Leave out the pictures and copy everything else below exactly.

+++ Dataset content +++

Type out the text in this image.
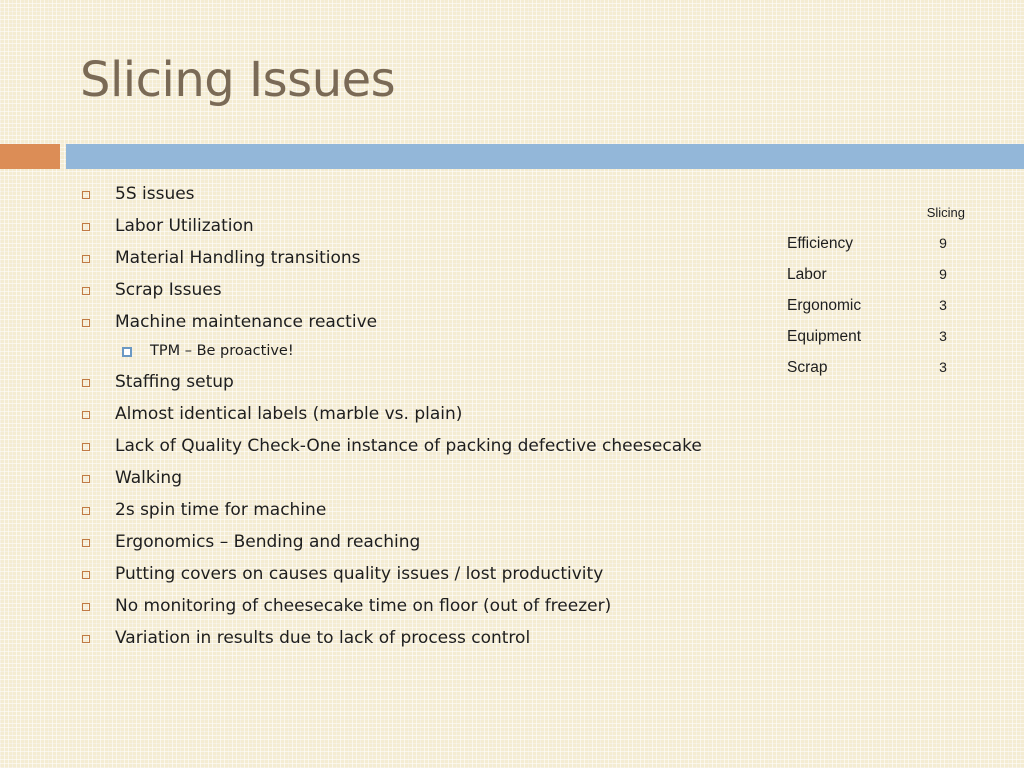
Slicing Issues
5S issues
Labor Utilization
Material Handling transitions
Scrap Issues
Machine maintenance reactive
TPM – Be proactive!
Staffing setup
Almost identical labels (marble vs. plain)
Lack of Quality Check-One instance of packing defective cheesecake
Walking
2s spin time for machine
Ergonomics – Bending and reaching
Putting covers on causes quality issues / lost productivity
No monitoring of cheesecake time on floor (out of freezer)
Variation in results due to lack of process control
Slicing
Efficiency	9
Labor	9
Ergonomic	3
Equipment	3
Scrap	3
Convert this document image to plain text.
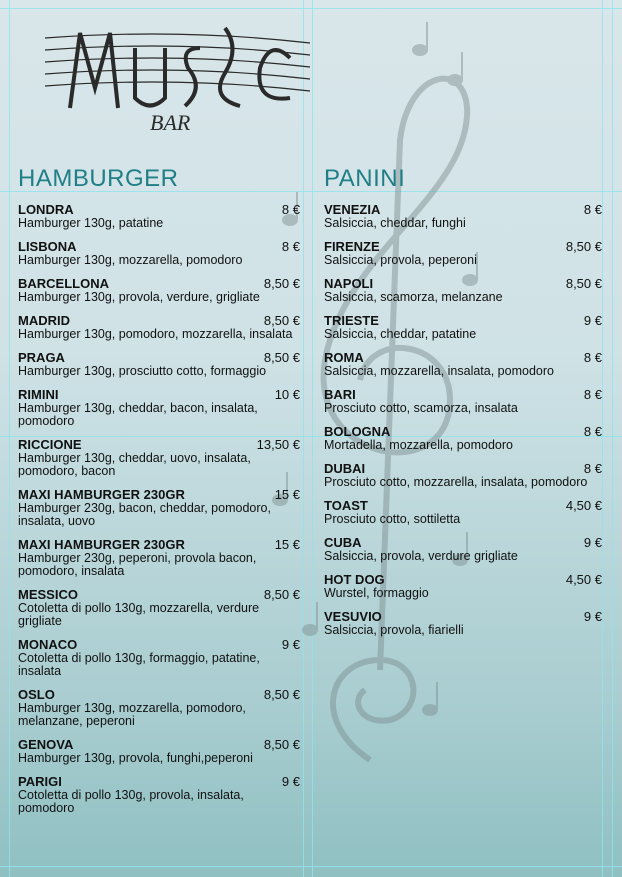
BAR
HAMBURGER
LONDRA	8 €
Hamburger 130g, patatine
LISBONA	8 €
Hamburger 130g, mozzarella, pomodoro
BARCELLONA	8,50 €
Hamburger 130g, provola, verdure, grigliate
MADRID	8,50 €
Hamburger 130g, pomodoro, mozzarella, insalata
PRAGA	8,50 €
Hamburger 130g, prosciutto cotto, formaggio
RIMINI	10 €
Hamburger 130g, cheddar, bacon, insalata, pomodoro
RICCIONE	13,50 €
Hamburger 130g, cheddar, uovo, insalata, pomodoro, bacon
MAXI HAMBURGER 230GR	15 €
Hamburger 230g, bacon, cheddar, pomodoro, insalata, uovo
MAXI HAMBURGER 230GR	15 €
Hamburger 230g, peperoni, provola bacon, pomodoro, insalata
MESSICO	8,50 €
Cotoletta di pollo 130g, mozzarella, verdure grigliate
MONACO	9 €
Cotoletta di pollo 130g, formaggio, patatine, insalata
OSLO	8,50 €
Hamburger 130g, mozzarella, pomodoro, melanzane, peperoni
GENOVA	8,50 €
Hamburger 130g, provola, funghi,peperoni
PARIGI	9 €
Cotoletta di pollo 130g, provola, insalata, pomodoro
PANINI
VENEZIA	8 €
Salsiccia, cheddar, funghi
FIRENZE	8,50 €
Salsiccia, provola, peperoni
NAPOLI	8,50 €
Salsiccia, scamorza, melanzane
TRIESTE	9 €
Salsiccia, cheddar, patatine
ROMA	8 €
Salsiccia, mozzarella, insalata, pomodoro
BARI	8 €
Prosciuto cotto, scamorza, insalata
BOLOGNA	8 €
Mortadella, mozzarella, pomodoro
DUBAI	8 €
Prosciuto cotto, mozzarella, insalata, pomodoro
TOAST	4,50 €
Prosciuto cotto, sottiletta
CUBA	9 €
Salsiccia, provola, verdure grigliate
HOT DOG	4,50 €
Wurstel, formaggio
VESUVIO	9 €
Salsiccia, provola, fiarielli
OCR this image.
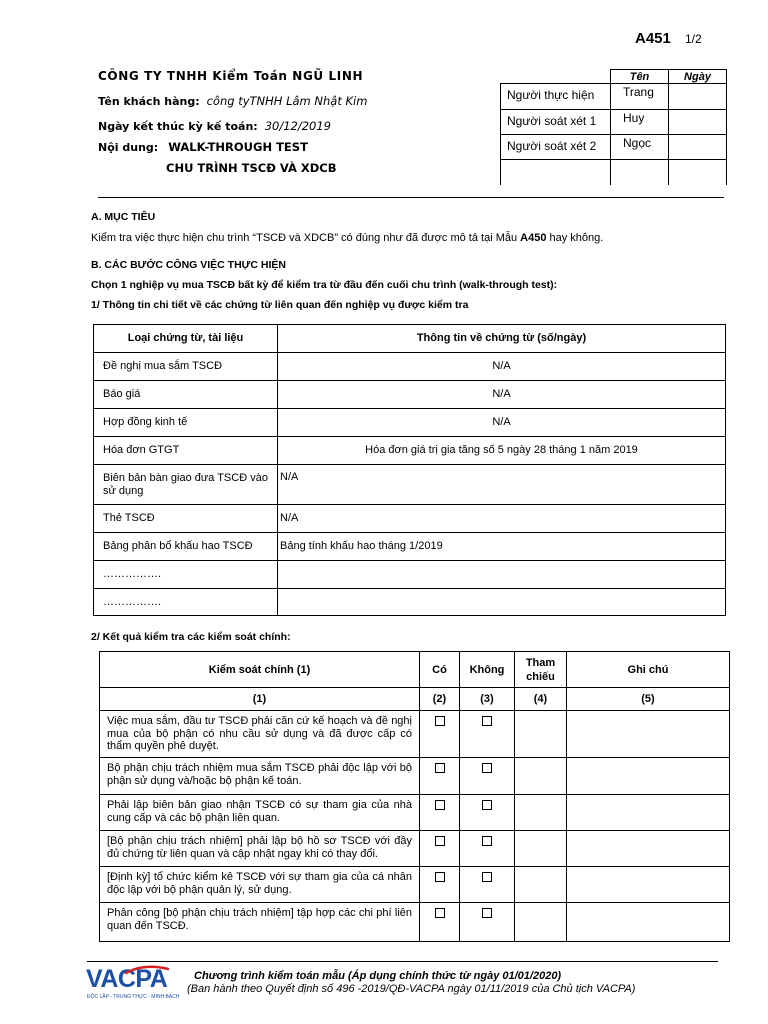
A451 1/2
CÔNG TY TNHH Kiểm Toán NGŨ LINH
Tên khách hàng: công tyTNHH Lâm Nhật Kim
Ngày kết thúc kỳ kế toán: 30/12/2019
Nội dung: WALK-THROUGH TEST
CHU TRÌNH TSCĐ VÀ XDCB
	Tên	Ngày
Người thực hiện	Trang	
Người soát xét 1	Huy	
Người soát xét 2	Ngọc	

A. MỤC TIÊU
Kiểm tra việc thực hiện chu trình “TSCĐ và XDCB” có đúng như đã được mô tả tại Mẫu A450 hay không.
B. CÁC BƯỚC CÔNG VIỆC THỰC HIỆN
Chọn 1 nghiệp vụ mua TSCĐ bất kỳ để kiểm tra từ đầu đến cuối chu trình (walk-through test):
1/ Thông tin chi tiết về các chứng từ liên quan đến nghiệp vụ được kiểm tra
Loại chứng từ, tài liệu	Thông tin về chứng từ (số/ngày)
Đề nghị mua sắm TSCĐ	N/A
Báo giá	N/A
Hợp đồng kinh tế	N/A
Hóa đơn GTGT	Hóa đơn giá trị gia tăng số 5 ngày 28 tháng 1 năm 2019
Biên bản bàn giao đưa TSCĐ vào sử dụng	N/A
Thẻ TSCĐ	N/A
Bảng phân bổ khấu hao TSCĐ	Bảng tính khấu hao tháng 1/2019
…………….	
…………….	
2/ Kết quả kiểm tra các kiểm soát chính:
Kiểm soát chính (1)	Có	Không	Tham chiếu	Ghi chú
(1)	(2)	(3)	(4)	(5)
Việc mua sắm, đầu tư TSCĐ phải căn cứ kế hoạch và đề nghị mua của bộ phận có nhu cầu sử dụng và đã được cấp có thẩm quyền phê duyệt.				
Bộ phận chịu trách nhiệm mua sắm TSCĐ phải độc lập với bộ phận sử dụng và/hoặc bộ phận kế toán.				
Phải lập biên bản giao nhận TSCĐ có sự tham gia của nhà cung cấp và các bộ phận liên quan.				
[Bộ phận chịu trách nhiệm] phải lập bộ hồ sơ TSCĐ với đầy đủ chứng từ liên quan và cập nhật ngay khi có thay đổi.				
[Định kỳ] tổ chức kiểm kê TSCĐ với sự tham gia của cá nhân độc lập với bộ phận quản lý, sử dụng.				
Phân công [bộ phận chịu trách nhiệm] tập hợp các chi phí liên quan đến TSCĐ.				
VACPA
ĐỘC LẬP - TRUNG THỰC - MINH BẠCH
Chương trình kiểm toán mẫu (Áp dụng chính thức từ ngày 01/01/2020)
(Ban hành theo Quyết định số 496 -2019/QĐ-VACPA ngày 01/11/2019 của Chủ tịch VACPA)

+++

◆ Finished task ◆
Type out the text in this image.
Slicing Issues
5S issues
Labor Utilization
Material Handling transitions
Scrap Issues
Machine maintenance reactive
TPM – Be proactive!
Staffing setup
Almost identical labels (marble vs. plain)
Lack of Quality Check-One instance of packing defective cheesecake
Walking
2s spin time for machine
Ergonomics – Bending and reaching
Putting covers on causes quality issues / lost productivity
No monitoring of cheesecake time on floor (out of freezer)
Variation in results due to lack of process control
Slicing
Efficiency	9
Labor	9
Ergonomic	3
Equipment	3
Scrap	3
Convert this document image to plain text.
BAR
HAMBURGER
LONDRA	8 €
Hamburger 130g, patatine
LISBONA	8 €
Hamburger 130g, mozzarella, pomodoro
BARCELLONA	8,50 €
Hamburger 130g, provola, verdure, grigliate
MADRID	8,50 €
Hamburger 130g, pomodoro, mozzarella, insalata
PRAGA	8,50 €
Hamburger 130g, prosciutto cotto, formaggio
RIMINI	10 €
Hamburger 130g, cheddar, bacon, insalata, pomodoro
RICCIONE	13,50 €
Hamburger 130g, cheddar, uovo, insalata, pomodoro, bacon
MAXI HAMBURGER 230GR	15 €
Hamburger 230g, bacon, cheddar, pomodoro, insalata, uovo
MAXI HAMBURGER 230GR	15 €
Hamburger 230g, peperoni, provola bacon, pomodoro, insalata
MESSICO	8,50 €
Cotoletta di pollo 130g, mozzarella, verdure grigliate
MONACO	9 €
Cotoletta di pollo 130g, formaggio, patatine, insalata
OSLO	8,50 €
Hamburger 130g, mozzarella, pomodoro, melanzane, peperoni
GENOVA	8,50 €
Hamburger 130g, provola, funghi,peperoni
PARIGI	9 €
Cotoletta di pollo 130g, provola, insalata, pomodoro
PANINI
VENEZIA	8 €
Salsiccia, cheddar, funghi
FIRENZE	8,50 €
Salsiccia, provola, peperoni
NAPOLI	8,50 €
Salsiccia, scamorza, melanzane
TRIESTE	9 €
Salsiccia, cheddar, patatine
ROMA	8 €
Salsiccia, mozzarella, insalata, pomodoro
BARI	8 €
Prosciuto cotto, scamorza, insalata
BOLOGNA	8 €
Mortadella, mozzarella, pomodoro
DUBAI	8 €
Prosciuto cotto, mozzarella, insalata, pomodoro
TOAST	4,50 €
Prosciuto cotto, sottiletta
CUBA	9 €
Salsiccia, provola, verdure grigliate
HOT DOG	4,50 €
Wurstel, formaggio
VESUVIO	9 €
Salsiccia, provola, fiarielli
OCR this image.
A451 1/2
CÔNG TY TNHH Kiểm Toán NGŨ LINH
Tên khách hàng: công tyTNHH Lâm Nhật Kim
Ngày kết thúc kỳ kế toán: 30/12/2019
Nội dung: WALK-THROUGH TEST
CHU TRÌNH TSCĐ VÀ XDCB
	Tên	Ngày
Người thực hiện	Trang	
Người soát xét 1	Huy	
Người soát xét 2	Ngọc	

A. MỤC TIÊU
Kiểm tra việc thực hiện chu trình “TSCĐ và XDCB” có đúng như đã được mô tả tại Mẫu A450 hay không.
B. CÁC BƯỚC CÔNG VIỆC THỰC HIỆN
Chọn 1 nghiệp vụ mua TSCĐ bất kỳ để kiểm tra từ đầu đến cuối chu trình (walk-through test):
1/ Thông tin chi tiết về các chứng từ liên quan đến nghiệp vụ được kiểm tra
Loại chứng từ, tài liệu	Thông tin về chứng từ (số/ngày)
Đề nghị mua sắm TSCĐ	N/A
Báo giá	N/A
Hợp đồng kinh tế	N/A
Hóa đơn GTGT	Hóa đơn giá trị gia tăng số 5 ngày 28 tháng 1 năm 2019
Biên bản bàn giao đưa TSCĐ vào sử dụng	N/A
Thẻ TSCĐ	N/A
Bảng phân bổ khấu hao TSCĐ	Bảng tính khấu hao tháng 1/2019
…………….	
…………….	
2/ Kết quả kiểm tra các kiểm soát chính:
Kiểm soát chính (1)	Có	Không	Tham chiếu	Ghi chú
(1)	(2)	(3)	(4)	(5)
Việc mua sắm, đầu tư TSCĐ phải căn cứ kế hoạch và đề nghị mua của bộ phận có nhu cầu sử dụng và đã được cấp có thẩm quyền phê duyệt.				
Bộ phận chịu trách nhiệm mua sắm TSCĐ phải độc lập với bộ phận sử dụng và/hoặc bộ phận kế toán.				
Phải lập biên bản giao nhận TSCĐ có sự tham gia của nhà cung cấp và các bộ phận liên quan.				
[Bộ phận chịu trách nhiệm] phải lập bộ hồ sơ TSCĐ với đầy đủ chứng từ liên quan và cập nhật ngay khi có thay đổi.				
[Định kỳ] tổ chức kiểm kê TSCĐ với sự tham gia của cá nhân độc lập với bộ phận quản lý, sử dụng.				
Phân công [bộ phận chịu trách nhiệm] tập hợp các chi phí liên quan đến TSCĐ.				
VACPA
ĐỘC LẬP - TRUNG THỰC - MINH BẠCH
Chương trình kiểm toán mẫu (Áp dụng chính thức từ ngày 01/01/2020)
(Ban hành theo Quyết định số 496 -2019/QĐ-VACPA ngày 01/11/2019 của Chủ tịch VACPA)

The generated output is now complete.